* What to work on *
Write out the complete material exactly as it stands.

* Extracts from a graphics dataset *
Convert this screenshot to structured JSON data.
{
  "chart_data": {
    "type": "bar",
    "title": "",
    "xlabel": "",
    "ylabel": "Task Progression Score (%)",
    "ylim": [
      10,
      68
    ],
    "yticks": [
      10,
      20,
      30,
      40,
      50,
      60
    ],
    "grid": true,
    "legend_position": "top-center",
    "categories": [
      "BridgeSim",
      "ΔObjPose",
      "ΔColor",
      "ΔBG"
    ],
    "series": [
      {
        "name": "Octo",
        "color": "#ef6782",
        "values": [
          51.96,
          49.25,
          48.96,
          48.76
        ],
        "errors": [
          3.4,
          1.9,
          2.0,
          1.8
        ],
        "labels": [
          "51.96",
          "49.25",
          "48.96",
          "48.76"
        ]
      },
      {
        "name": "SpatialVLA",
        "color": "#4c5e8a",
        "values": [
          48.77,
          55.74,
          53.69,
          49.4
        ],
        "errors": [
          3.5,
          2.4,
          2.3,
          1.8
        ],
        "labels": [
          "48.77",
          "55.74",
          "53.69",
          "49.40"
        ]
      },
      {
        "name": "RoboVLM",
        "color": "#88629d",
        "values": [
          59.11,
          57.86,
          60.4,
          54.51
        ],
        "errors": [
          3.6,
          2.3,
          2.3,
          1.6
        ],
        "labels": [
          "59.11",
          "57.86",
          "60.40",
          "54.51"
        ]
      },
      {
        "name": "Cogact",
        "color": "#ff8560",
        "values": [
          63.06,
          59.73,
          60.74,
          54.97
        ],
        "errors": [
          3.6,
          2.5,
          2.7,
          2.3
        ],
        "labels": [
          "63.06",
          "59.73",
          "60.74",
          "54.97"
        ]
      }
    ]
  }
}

* Task output *
Convert this screenshot to structured JSON data.
{
  "chart_data": {
    "type": "bar",
    "title": "",
    "xlabel": "",
    "ylabel": "Task Progression Score (%)",
    "ylim": [
      10,
      68
    ],
    "yticks": [
      10,
      20,
      30,
      40,
      50,
      60
    ],
    "grid": true,
    "legend_position": "top-center",
    "categories": [
      "BridgeSim",
      "ΔObjPose",
      "ΔColor",
      "ΔBG"
    ],
    "series": [
      {
        "name": "Octo",
        "color": "#ef6782",
        "values": [
          51.96,
          49.25,
          48.96,
          48.76
        ],
        "errors": [
          3.4,
          1.9,
          2.0,
          1.8
        ],
        "labels": [
          "51.96",
          "49.25",
          "48.96",
          "48.76"
        ]
      },
      {
        "name": "SpatialVLA",
        "color": "#4c5e8a",
        "values": [
          48.77,
          55.74,
          53.69,
          49.4
        ],
        "errors": [
          3.5,
          2.4,
          2.3,
          1.8
        ],
        "labels": [
          "48.77",
          "55.74",
          "53.69",
          "49.40"
        ]
      },
      {
        "name": "RoboVLM",
        "color": "#88629d",
        "values": [
          59.11,
          57.86,
          60.4,
          54.51
        ],
        "errors": [
          3.6,
          2.3,
          2.3,
          1.6
        ],
        "labels": [
          "59.11",
          "57.86",
          "60.40",
          "54.51"
        ]
      },
      {
        "name": "Cogact",
        "color": "#ff8560",
        "values": [
          63.06,
          59.73,
          60.74,
          54.97
        ],
        "errors": [
          3.6,
          2.5,
          2.7,
          2.3
        ],
        "labels": [
          "63.06",
          "59.73",
          "60.74",
          "54.97"
        ]
      }
    ]
  }
}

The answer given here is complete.